* **Data for this task**:
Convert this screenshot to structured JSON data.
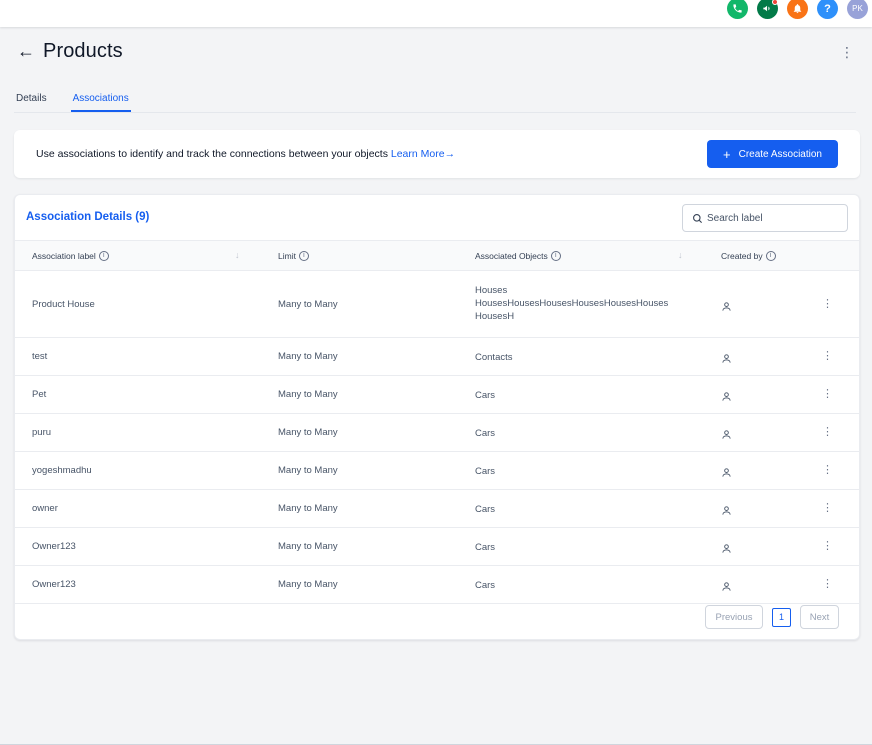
{
  "top_bar": {
    "icons": [
      {
        "name": "phone-icon",
        "color": "#12b76a"
      },
      {
        "name": "megaphone-icon",
        "color": "#027a48",
        "has_badge": true
      },
      {
        "name": "bell-icon",
        "color": "#f97316"
      },
      {
        "name": "help-icon",
        "color": "#2e90fa",
        "glyph": "?"
      }
    ],
    "avatar": {
      "initials": "PK",
      "color": "#98a2d8"
    }
  },
  "page": {
    "title": "Products",
    "back_glyph": "←",
    "menu_glyph": "⋮"
  },
  "tabs": [
    {
      "label": "Details",
      "active": false
    },
    {
      "label": "Associations",
      "active": true
    }
  ],
  "info_banner": {
    "text": "Use associations to identify and track the connections between your objects ",
    "link_label": "Learn More",
    "link_arrow": "→",
    "button_icon": "+",
    "button_label": "Create Association"
  },
  "table": {
    "title": "Association Details (9)",
    "search_placeholder": "Search label",
    "columns": [
      {
        "label": "Association label",
        "info": "i",
        "sortable": true
      },
      {
        "label": "Limit",
        "info": "i",
        "sortable": false
      },
      {
        "label": "Associated Objects",
        "info": "i",
        "sortable": true
      },
      {
        "label": "Created by",
        "info": "i",
        "sortable": false
      }
    ],
    "sort_glyph": "↓",
    "row_menu_glyph": "⋮",
    "rows": [
      {
        "label": "Product House",
        "limit": "Many to Many",
        "objects": [
          "Houses",
          "HousesHousesHousesHousesHousesHouses",
          "HousesH"
        ]
      },
      {
        "label": "test",
        "limit": "Many to Many",
        "objects": [
          "Contacts"
        ]
      },
      {
        "label": "Pet",
        "limit": "Many to Many",
        "objects": [
          "Cars"
        ]
      },
      {
        "label": "puru",
        "limit": "Many to Many",
        "objects": [
          "Cars"
        ]
      },
      {
        "label": "yogeshmadhu",
        "limit": "Many to Many",
        "objects": [
          "Cars"
        ]
      },
      {
        "label": "owner",
        "limit": "Many to Many",
        "objects": [
          "Cars"
        ]
      },
      {
        "label": "Owner123",
        "limit": "Many to Many",
        "objects": [
          "Cars"
        ]
      },
      {
        "label": "Owner123",
        "limit": "Many to Many",
        "objects": [
          "Cars"
        ]
      }
    ]
  },
  "pagination": {
    "previous_label": "Previous",
    "current_page": "1",
    "next_label": "Next"
  },
  "colors": {
    "accent": "#155eef",
    "background": "#f3f4f6"
  }
}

* **Exercise goal**:
Reproduce all of the entries word for word, skipping any pictures they hold.

* **Final answer**:
Convert this screenshot to structured JSON data.
{
  "top_bar": {
    "icons": [
      {
        "name": "phone-icon",
        "color": "#12b76a"
      },
      {
        "name": "megaphone-icon",
        "color": "#027a48",
        "has_badge": true
      },
      {
        "name": "bell-icon",
        "color": "#f97316"
      },
      {
        "name": "help-icon",
        "color": "#2e90fa",
        "glyph": "?"
      }
    ],
    "avatar": {
      "initials": "PK",
      "color": "#98a2d8"
    }
  },
  "page": {
    "title": "Products",
    "back_glyph": "←",
    "menu_glyph": "⋮"
  },
  "tabs": [
    {
      "label": "Details",
      "active": false
    },
    {
      "label": "Associations",
      "active": true
    }
  ],
  "info_banner": {
    "text": "Use associations to identify and track the connections between your objects ",
    "link_label": "Learn More",
    "link_arrow": "→",
    "button_icon": "+",
    "button_label": "Create Association"
  },
  "table": {
    "title": "Association Details (9)",
    "search_placeholder": "Search label",
    "columns": [
      {
        "label": "Association label",
        "info": "i",
        "sortable": true
      },
      {
        "label": "Limit",
        "info": "i",
        "sortable": false
      },
      {
        "label": "Associated Objects",
        "info": "i",
        "sortable": true
      },
      {
        "label": "Created by",
        "info": "i",
        "sortable": false
      }
    ],
    "sort_glyph": "↓",
    "row_menu_glyph": "⋮",
    "rows": [
      {
        "label": "Product House",
        "limit": "Many to Many",
        "objects": [
          "Houses",
          "HousesHousesHousesHousesHousesHouses",
          "HousesH"
        ]
      },
      {
        "label": "test",
        "limit": "Many to Many",
        "objects": [
          "Contacts"
        ]
      },
      {
        "label": "Pet",
        "limit": "Many to Many",
        "objects": [
          "Cars"
        ]
      },
      {
        "label": "puru",
        "limit": "Many to Many",
        "objects": [
          "Cars"
        ]
      },
      {
        "label": "yogeshmadhu",
        "limit": "Many to Many",
        "objects": [
          "Cars"
        ]
      },
      {
        "label": "owner",
        "limit": "Many to Many",
        "objects": [
          "Cars"
        ]
      },
      {
        "label": "Owner123",
        "limit": "Many to Many",
        "objects": [
          "Cars"
        ]
      },
      {
        "label": "Owner123",
        "limit": "Many to Many",
        "objects": [
          "Cars"
        ]
      }
    ]
  },
  "pagination": {
    "previous_label": "Previous",
    "current_page": "1",
    "next_label": "Next"
  },
  "colors": {
    "accent": "#155eef",
    "background": "#f3f4f6"
  }
}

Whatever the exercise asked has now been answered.